(Element and region data)
--- BEGIN ---

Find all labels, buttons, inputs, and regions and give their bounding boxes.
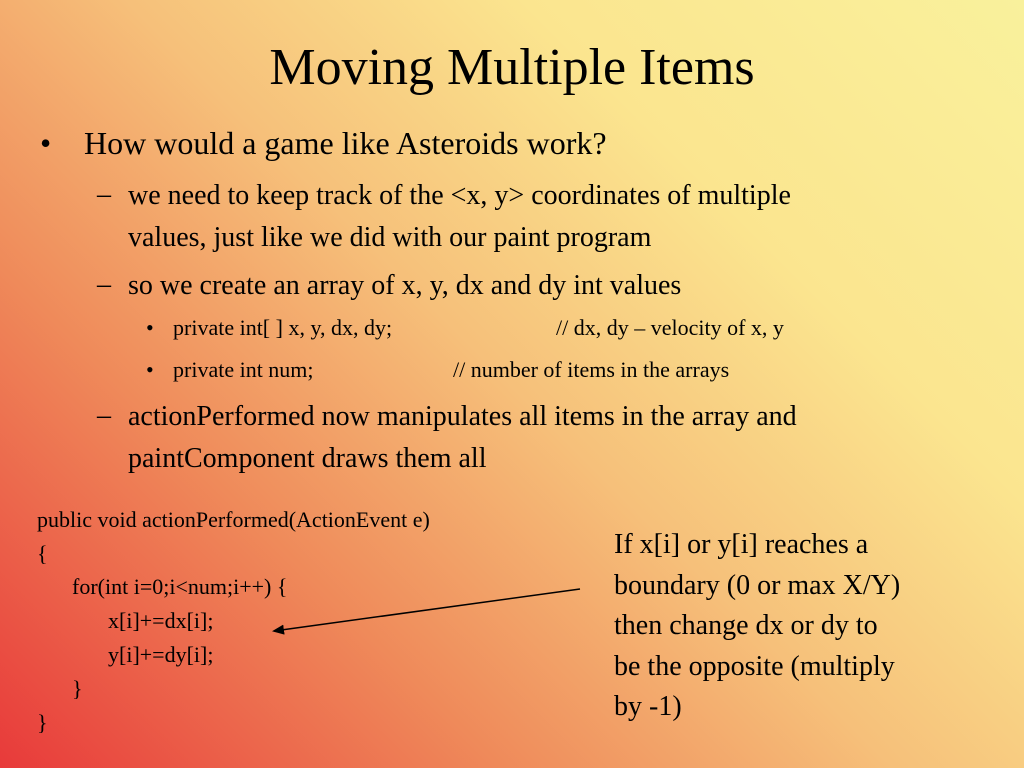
code-line: { [37, 541, 48, 566]
subbullet-line: values, just like we did with our paint program [128, 222, 652, 253]
array-declaration-code: private int[ ] x, y, dx, dy; [173, 315, 393, 340]
dash-icon: – [97, 179, 111, 210]
note-line: be the opposite (multiply [614, 650, 895, 682]
num-declaration-comment: // number of items in the arrays [453, 357, 730, 382]
num-declaration-code: private int num; [173, 357, 314, 382]
code-line: } [37, 710, 48, 735]
code-line: public void actionPerformed(ActionEvent e) [37, 507, 430, 532]
note-line: If x[i] or y[i] reaches a [614, 529, 869, 560]
slide-title: Moving Multiple Items [269, 39, 755, 96]
note-line: boundary (0 or max X/Y) [614, 569, 901, 601]
subbullet-create-array: so we create an array of x, y, dx and dy int values [128, 270, 682, 301]
bullet-icon: • [146, 315, 154, 340]
array-declaration-comment: // dx, dy – velocity of x, y [556, 315, 784, 340]
bullet-asteroids-question: How would a game like Asteroids work? [84, 125, 607, 161]
bullet-icon: • [146, 357, 154, 382]
subbullet-line: we need to keep track of the <x, y> coordinates of multiple [128, 180, 791, 211]
dash-icon: – [97, 269, 111, 300]
code-line: x[i]+=dx[i]; [108, 608, 214, 633]
dash-icon: – [97, 400, 111, 431]
boundary-note [614, 525, 994, 728]
code-line: y[i]+=dy[i]; [108, 642, 214, 667]
code-line: } [72, 676, 83, 701]
note-line: then change dx or dy to [614, 610, 878, 641]
code-line: for(int i=0;i<num;i++) { [72, 574, 288, 599]
subbullet-line: paintComponent draws them all [128, 443, 487, 474]
subbullet-line: actionPerformed now manipulates all items in the array and [128, 401, 797, 432]
bullet-icon: • [40, 125, 52, 161]
note-line: by -1) [614, 691, 682, 722]
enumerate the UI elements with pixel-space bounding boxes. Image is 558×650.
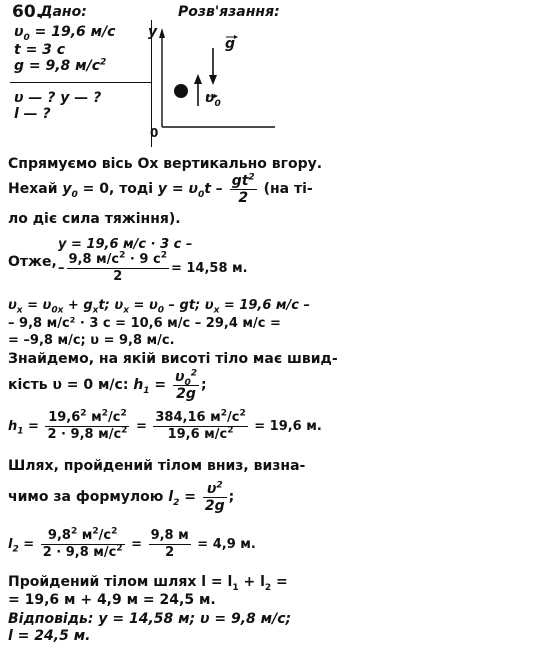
- line-y-calc-2: – $\frac{9,8 м/с^2 \cdot 9 с^2}{2}$ = 14,58 м.: [58, 250, 248, 284]
- line-vx-2: – 9,8 м/с² · 3 с = 10,6 м/с – 29,4 м/с =: [8, 316, 281, 331]
- body-ball: [174, 84, 188, 98]
- line-vx-3: = –9,8 м/с; υ = 9,8 м/с.: [8, 333, 175, 348]
- motion-diagram: [150, 20, 290, 150]
- origin-label: 0: [150, 126, 159, 140]
- g-arrow-head: [209, 75, 217, 85]
- y-axis-label: y: [148, 24, 158, 40]
- line-h1-calc: $h_1$ = $\frac{19,6^2 м^2/с^2}{2 \cdot 9,8 м/с^2}$ = $\frac{384,16 м^2/с^2}{19,6 м/с^2}$ = 19,6 м.: [8, 408, 322, 442]
- line-y-calc-1: y = 19,6 м/с · 3 с –: [58, 237, 193, 252]
- v0-label: $\upsilon_0$: [205, 90, 221, 109]
- line-total-path-2: = 19,6 м + 4,9 м = 24,5 м.: [8, 592, 216, 608]
- line-total-path-1: Пройдений тілом шлях $l = l_1 + l_2$ =: [8, 574, 288, 593]
- line-gravity: ло діє сила тяжіння).: [8, 211, 181, 227]
- line-hence: Отже,: [8, 254, 57, 270]
- given-t: t = 3 с: [14, 42, 66, 58]
- given-g: g = 9,8 $м/с^2$: [14, 57, 107, 74]
- solution-label: Розв'язання:: [178, 4, 280, 20]
- line-let: Нехай $y_0 = 0$, тоді $y = \upsilon_0t$ – $\frac{gt^2}{2}$ (на ті-: [8, 171, 313, 206]
- find-2: l — ?: [14, 106, 51, 122]
- y-axis-arrow: [159, 28, 165, 38]
- line-path-down: Шлях, пройдений тілом вниз, визна-: [8, 458, 306, 474]
- given-v0: $\upsilon_0 = 19,6$ м/с: [14, 24, 116, 43]
- line-axis: Спрямуємо вісь Ох вертикально вгору.: [8, 156, 323, 172]
- line-answer-1: Відповідь: y = 14,58 м; υ = 9,8 м/с;: [8, 611, 292, 627]
- g-label: g: [225, 36, 236, 52]
- line-answer-2: l = 24,5 м.: [8, 628, 91, 644]
- given-label: Дано:: [40, 4, 87, 20]
- find-1: υ — ? y — ?: [14, 90, 102, 106]
- line-find-height: Знайдемо, на якій висоті тіло має швид-: [8, 351, 338, 367]
- line-l2-formula: чимо за формулою $l_2$ = $\frac{\upsilon^2}{2g}$ ;: [8, 479, 235, 514]
- problem-number: 60.: [12, 2, 43, 22]
- v0-arrow-head: [194, 74, 202, 84]
- line-vx-1: $\upsilon_x = \upsilon_{0x} + g_xt$; $\upsilon_x = \upsilon_0$ – gt; $\upsilon_x = 19,6$ м/с –: [8, 298, 311, 316]
- line-l2-calc: $l_2$ = $\frac{9,8^2 м^2/с^2}{2 \cdot 9,8 м/с^2}$ = $\frac{9,8 м}{2}$ = 4,9 м.: [8, 526, 256, 560]
- given-divider: [10, 82, 151, 83]
- line-h1-formula: кість υ = 0 м/с: $h_1$ = $\frac{\upsilon_0^2}{2g}$ ;: [8, 367, 207, 402]
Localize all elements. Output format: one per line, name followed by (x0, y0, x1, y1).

--- END ---

What the task asks:
Please copy all of the records above word for word, omitting the pictures.

The output:
Find all labels, buttons, inputs, and regions and give their bounding boxes.
code-line: { [37, 541, 48, 566]
subbullet-line: values, just like we did with our paint program [128, 222, 652, 253]
array-declaration-code: private int[ ] x, y, dx, dy; [173, 315, 393, 340]
dash-icon: – [97, 179, 111, 210]
note-line: be the opposite (multiply [614, 650, 895, 682]
num-declaration-comment: // number of items in the arrays [453, 357, 730, 382]
num-declaration-code: private int num; [173, 357, 314, 382]
code-line: } [37, 710, 48, 735]
code-line: public void actionPerformed(ActionEvent e) [37, 507, 430, 532]
note-line: If x[i] or y[i] reaches a [614, 529, 869, 560]
slide-title: Moving Multiple Items [269, 39, 755, 96]
note-line: boundary (0 or max X/Y) [614, 569, 901, 601]
subbullet-create-array: so we create an array of x, y, dx and dy int values [128, 270, 682, 301]
bullet-icon: • [146, 315, 154, 340]
array-declaration-comment: // dx, dy – velocity of x, y [556, 315, 784, 340]
bullet-asteroids-question: How would a game like Asteroids work? [84, 125, 607, 161]
bullet-icon: • [146, 357, 154, 382]
subbullet-line: we need to keep track of the <x, y> coordinates of multiple [128, 180, 791, 211]
dash-icon: – [97, 269, 111, 300]
code-line: x[i]+=dx[i]; [108, 608, 214, 633]
dash-icon: – [97, 400, 111, 431]
boundary-note [614, 525, 994, 728]
code-line: y[i]+=dy[i]; [108, 642, 214, 667]
code-line: } [72, 676, 83, 701]
note-line: then change dx or dy to [614, 610, 878, 641]
code-line: for(int i=0;i<num;i++) { [72, 574, 288, 599]
subbullet-line: paintComponent draws them all [128, 443, 487, 474]
subbullet-line: actionPerformed now manipulates all items in the array and [128, 401, 797, 432]
bullet-icon: • [40, 125, 52, 161]
note-line: by -1) [614, 691, 682, 722]
enumerate the UI elements with pixel-space bounding boxes. Image is 558×650.
- line-y-calc-2: – $\frac{9,8 м/с^2 \cdot 9 с^2}{2}$ = 14,58 м.: [58, 250, 248, 284]
- line-vx-2: – 9,8 м/с² · 3 с = 10,6 м/с – 29,4 м/с =: [8, 316, 281, 331]
- body-ball: [174, 84, 188, 98]
- line-vx-3: = –9,8 м/с; υ = 9,8 м/с.: [8, 333, 175, 348]
- motion-diagram: [150, 20, 290, 150]
- origin-label: 0: [150, 126, 159, 140]
- g-arrow-head: [209, 75, 217, 85]
- y-axis-label: y: [148, 24, 158, 40]
- line-h1-calc: $h_1$ = $\frac{19,6^2 м^2/с^2}{2 \cdot 9,8 м/с^2}$ = $\frac{384,16 м^2/с^2}{19,6 м/с^2}$ = 19,6 м.: [8, 408, 322, 442]
- line-y-calc-1: y = 19,6 м/с · 3 с –: [58, 237, 193, 252]
- v0-label: $\upsilon_0$: [205, 90, 221, 109]
- line-total-path-2: = 19,6 м + 4,9 м = 24,5 м.: [8, 592, 216, 608]
- line-total-path-1: Пройдений тілом шлях $l = l_1 + l_2$ =: [8, 574, 288, 593]
- line-gravity: ло діє сила тяжіння).: [8, 211, 181, 227]
- line-hence: Отже,: [8, 254, 57, 270]
- given-t: t = 3 с: [14, 42, 66, 58]
- given-g: g = 9,8 $м/с^2$: [14, 57, 107, 74]
- solution-label: Розв'язання:: [178, 4, 280, 20]
- line-let: Нехай $y_0 = 0$, тоді $y = \upsilon_0t$ – $\frac{gt^2}{2}$ (на ті-: [8, 171, 313, 206]
- find-2: l — ?: [14, 106, 51, 122]
- y-axis-arrow: [159, 28, 165, 38]
- line-path-down: Шлях, пройдений тілом вниз, визна-: [8, 458, 306, 474]
- given-v0: $\upsilon_0 = 19,6$ м/с: [14, 24, 116, 43]
- line-axis: Спрямуємо вісь Ох вертикально вгору.: [8, 156, 323, 172]
- line-answer-1: Відповідь: y = 14,58 м; υ = 9,8 м/с;: [8, 611, 292, 627]
- g-label: g: [225, 36, 236, 52]
- line-answer-2: l = 24,5 м.: [8, 628, 91, 644]
- given-label: Дано:: [40, 4, 87, 20]
- find-1: υ — ? y — ?: [14, 90, 102, 106]
- line-find-height: Знайдемо, на якій висоті тіло має швид-: [8, 351, 338, 367]
- line-l2-formula: чимо за формулою $l_2$ = $\frac{\upsilon^2}{2g}$ ;: [8, 479, 235, 514]
- problem-number: 60.: [12, 2, 43, 22]
- v0-arrow-head: [194, 74, 202, 84]
- line-vx-1: $\upsilon_x = \upsilon_{0x} + g_xt$; $\upsilon_x = \upsilon_0$ – gt; $\upsilon_x = 19,6$ м/с –: [8, 298, 311, 316]
- line-l2-calc: $l_2$ = $\frac{9,8^2 м^2/с^2}{2 \cdot 9,8 м/с^2}$ = $\frac{9,8 м}{2}$ = 4,9 м.: [8, 526, 256, 560]
- given-divider: [10, 82, 151, 83]
- line-h1-formula: кість υ = 0 м/с: $h_1$ = $\frac{\upsilon_0^2}{2g}$ ;: [8, 367, 207, 402]
Localize all elements. Output format: one per line, name followed by (x0, y0, x1, y1).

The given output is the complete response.